== Stated goal ==
Reproduce each line from the records that holds "Horizontal".

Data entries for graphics
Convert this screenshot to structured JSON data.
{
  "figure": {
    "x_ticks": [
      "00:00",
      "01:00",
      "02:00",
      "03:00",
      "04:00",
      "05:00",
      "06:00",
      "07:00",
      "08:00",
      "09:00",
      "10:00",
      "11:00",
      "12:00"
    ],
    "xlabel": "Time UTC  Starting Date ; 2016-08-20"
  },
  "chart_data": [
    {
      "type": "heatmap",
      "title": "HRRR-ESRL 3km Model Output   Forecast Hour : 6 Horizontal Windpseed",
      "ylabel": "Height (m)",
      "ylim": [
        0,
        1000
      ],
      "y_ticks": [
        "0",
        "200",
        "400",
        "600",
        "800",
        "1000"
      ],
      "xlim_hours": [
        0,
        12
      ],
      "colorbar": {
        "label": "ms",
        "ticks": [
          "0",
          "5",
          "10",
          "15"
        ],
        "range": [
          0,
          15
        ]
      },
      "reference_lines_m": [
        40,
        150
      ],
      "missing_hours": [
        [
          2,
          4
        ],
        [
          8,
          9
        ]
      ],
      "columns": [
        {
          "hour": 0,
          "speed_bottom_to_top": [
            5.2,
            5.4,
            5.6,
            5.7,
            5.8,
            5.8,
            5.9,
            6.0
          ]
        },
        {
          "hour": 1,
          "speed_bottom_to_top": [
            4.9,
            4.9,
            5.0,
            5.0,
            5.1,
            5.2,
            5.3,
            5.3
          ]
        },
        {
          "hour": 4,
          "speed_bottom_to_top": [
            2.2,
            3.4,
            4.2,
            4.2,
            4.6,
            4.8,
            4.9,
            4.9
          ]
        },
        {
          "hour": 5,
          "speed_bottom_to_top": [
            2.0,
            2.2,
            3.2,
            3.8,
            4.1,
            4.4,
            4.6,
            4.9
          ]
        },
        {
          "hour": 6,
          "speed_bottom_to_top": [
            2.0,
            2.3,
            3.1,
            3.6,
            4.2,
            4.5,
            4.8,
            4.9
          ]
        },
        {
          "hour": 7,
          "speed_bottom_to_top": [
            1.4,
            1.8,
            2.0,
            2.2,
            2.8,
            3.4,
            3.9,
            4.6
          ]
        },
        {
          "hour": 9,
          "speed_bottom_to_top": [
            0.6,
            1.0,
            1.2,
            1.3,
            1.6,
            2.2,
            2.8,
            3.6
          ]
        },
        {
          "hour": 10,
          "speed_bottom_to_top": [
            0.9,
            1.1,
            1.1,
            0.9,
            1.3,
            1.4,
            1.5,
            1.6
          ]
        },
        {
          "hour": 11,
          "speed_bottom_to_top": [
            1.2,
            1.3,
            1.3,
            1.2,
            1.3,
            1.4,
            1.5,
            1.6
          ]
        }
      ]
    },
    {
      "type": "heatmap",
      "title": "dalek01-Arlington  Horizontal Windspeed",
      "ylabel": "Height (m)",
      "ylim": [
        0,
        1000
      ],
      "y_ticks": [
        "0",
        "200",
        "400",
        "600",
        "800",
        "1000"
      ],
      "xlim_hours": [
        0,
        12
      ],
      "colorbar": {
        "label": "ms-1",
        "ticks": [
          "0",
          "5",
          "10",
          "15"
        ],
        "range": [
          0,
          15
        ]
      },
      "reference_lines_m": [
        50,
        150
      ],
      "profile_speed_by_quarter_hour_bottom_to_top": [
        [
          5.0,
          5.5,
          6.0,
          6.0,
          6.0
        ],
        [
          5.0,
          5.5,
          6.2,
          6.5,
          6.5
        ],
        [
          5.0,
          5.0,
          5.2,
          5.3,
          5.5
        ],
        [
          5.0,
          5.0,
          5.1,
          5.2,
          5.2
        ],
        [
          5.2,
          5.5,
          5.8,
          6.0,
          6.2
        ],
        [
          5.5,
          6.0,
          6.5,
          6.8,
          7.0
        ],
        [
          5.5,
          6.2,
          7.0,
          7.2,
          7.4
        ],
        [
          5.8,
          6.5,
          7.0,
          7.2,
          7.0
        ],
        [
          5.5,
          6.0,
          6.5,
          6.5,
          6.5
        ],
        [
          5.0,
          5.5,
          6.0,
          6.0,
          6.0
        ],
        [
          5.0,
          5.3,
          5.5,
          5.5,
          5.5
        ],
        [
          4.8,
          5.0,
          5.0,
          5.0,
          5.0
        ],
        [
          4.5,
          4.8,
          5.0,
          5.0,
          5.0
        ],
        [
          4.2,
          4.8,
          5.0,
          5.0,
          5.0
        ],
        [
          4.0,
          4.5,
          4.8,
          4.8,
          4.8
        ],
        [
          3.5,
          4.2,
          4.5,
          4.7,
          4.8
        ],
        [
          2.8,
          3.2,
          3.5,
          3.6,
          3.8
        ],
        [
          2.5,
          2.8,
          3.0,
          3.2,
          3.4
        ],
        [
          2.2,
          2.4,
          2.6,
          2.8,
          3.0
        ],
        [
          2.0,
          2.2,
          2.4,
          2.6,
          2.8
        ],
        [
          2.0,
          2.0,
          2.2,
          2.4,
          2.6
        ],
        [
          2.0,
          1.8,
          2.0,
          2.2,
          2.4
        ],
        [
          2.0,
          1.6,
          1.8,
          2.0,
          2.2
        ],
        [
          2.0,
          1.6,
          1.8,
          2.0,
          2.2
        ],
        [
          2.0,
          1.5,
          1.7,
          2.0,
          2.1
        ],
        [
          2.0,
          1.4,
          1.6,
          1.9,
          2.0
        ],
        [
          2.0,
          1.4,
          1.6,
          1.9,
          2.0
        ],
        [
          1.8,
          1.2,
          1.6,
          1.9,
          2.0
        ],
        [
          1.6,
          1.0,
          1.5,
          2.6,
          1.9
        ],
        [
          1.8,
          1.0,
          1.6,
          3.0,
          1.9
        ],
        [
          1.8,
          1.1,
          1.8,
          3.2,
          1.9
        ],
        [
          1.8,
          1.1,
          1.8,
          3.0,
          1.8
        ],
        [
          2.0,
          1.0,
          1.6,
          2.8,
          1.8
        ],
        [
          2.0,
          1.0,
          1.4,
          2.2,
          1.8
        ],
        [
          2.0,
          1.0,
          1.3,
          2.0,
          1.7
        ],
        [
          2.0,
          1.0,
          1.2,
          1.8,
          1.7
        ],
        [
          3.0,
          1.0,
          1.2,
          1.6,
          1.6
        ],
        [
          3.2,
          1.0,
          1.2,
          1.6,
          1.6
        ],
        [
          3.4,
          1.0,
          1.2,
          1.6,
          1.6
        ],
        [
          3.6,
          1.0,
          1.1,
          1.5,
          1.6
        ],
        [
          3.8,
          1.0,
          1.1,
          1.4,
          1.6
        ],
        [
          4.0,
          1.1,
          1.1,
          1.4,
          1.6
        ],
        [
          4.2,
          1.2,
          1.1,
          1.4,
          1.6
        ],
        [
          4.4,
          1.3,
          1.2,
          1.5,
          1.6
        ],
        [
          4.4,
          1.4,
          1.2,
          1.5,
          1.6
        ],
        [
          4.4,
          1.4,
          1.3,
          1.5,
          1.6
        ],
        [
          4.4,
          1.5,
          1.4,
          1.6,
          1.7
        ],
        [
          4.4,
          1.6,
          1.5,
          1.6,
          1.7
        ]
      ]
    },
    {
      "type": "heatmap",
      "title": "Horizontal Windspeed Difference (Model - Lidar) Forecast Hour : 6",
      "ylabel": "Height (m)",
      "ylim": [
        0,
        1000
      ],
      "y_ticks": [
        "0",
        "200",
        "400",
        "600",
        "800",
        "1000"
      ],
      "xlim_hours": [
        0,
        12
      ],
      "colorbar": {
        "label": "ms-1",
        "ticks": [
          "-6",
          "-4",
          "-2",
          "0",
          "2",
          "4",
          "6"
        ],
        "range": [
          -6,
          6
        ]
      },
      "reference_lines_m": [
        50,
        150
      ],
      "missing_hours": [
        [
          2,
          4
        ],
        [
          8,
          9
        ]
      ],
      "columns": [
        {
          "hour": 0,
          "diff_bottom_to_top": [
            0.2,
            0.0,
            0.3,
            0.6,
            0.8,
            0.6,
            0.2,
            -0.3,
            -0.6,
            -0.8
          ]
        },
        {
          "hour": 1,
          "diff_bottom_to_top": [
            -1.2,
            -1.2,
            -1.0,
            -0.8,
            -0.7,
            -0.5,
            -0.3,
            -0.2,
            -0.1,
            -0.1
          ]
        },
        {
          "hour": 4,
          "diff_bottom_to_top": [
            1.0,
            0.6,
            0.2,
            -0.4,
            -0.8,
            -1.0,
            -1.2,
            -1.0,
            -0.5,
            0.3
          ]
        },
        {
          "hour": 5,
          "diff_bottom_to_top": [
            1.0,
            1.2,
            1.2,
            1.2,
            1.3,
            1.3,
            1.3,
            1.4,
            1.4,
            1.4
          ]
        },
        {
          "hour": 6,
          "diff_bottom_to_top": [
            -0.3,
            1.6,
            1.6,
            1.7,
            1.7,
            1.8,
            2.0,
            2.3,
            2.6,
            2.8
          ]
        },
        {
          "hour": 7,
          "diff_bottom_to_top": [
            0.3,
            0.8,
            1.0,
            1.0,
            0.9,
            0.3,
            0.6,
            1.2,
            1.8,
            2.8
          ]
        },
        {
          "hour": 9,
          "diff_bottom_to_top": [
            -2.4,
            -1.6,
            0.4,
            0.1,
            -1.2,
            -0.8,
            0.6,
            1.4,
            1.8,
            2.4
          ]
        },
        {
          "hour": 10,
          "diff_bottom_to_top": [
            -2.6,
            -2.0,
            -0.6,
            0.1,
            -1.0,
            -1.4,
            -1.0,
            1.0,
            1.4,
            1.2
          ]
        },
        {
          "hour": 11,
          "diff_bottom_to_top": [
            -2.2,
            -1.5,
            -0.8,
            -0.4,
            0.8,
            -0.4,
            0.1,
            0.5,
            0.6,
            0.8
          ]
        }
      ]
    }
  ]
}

== Output ==
      "title": "HRRR-ESRL 3km Model Output   Forecast Hour : 6 Horizontal Windpseed",
      "title": "dalek01-Arlington  Horizontal Windspeed",
      "title": "Horizontal Windspeed Difference (Model - Lidar) Forecast Hour : 6",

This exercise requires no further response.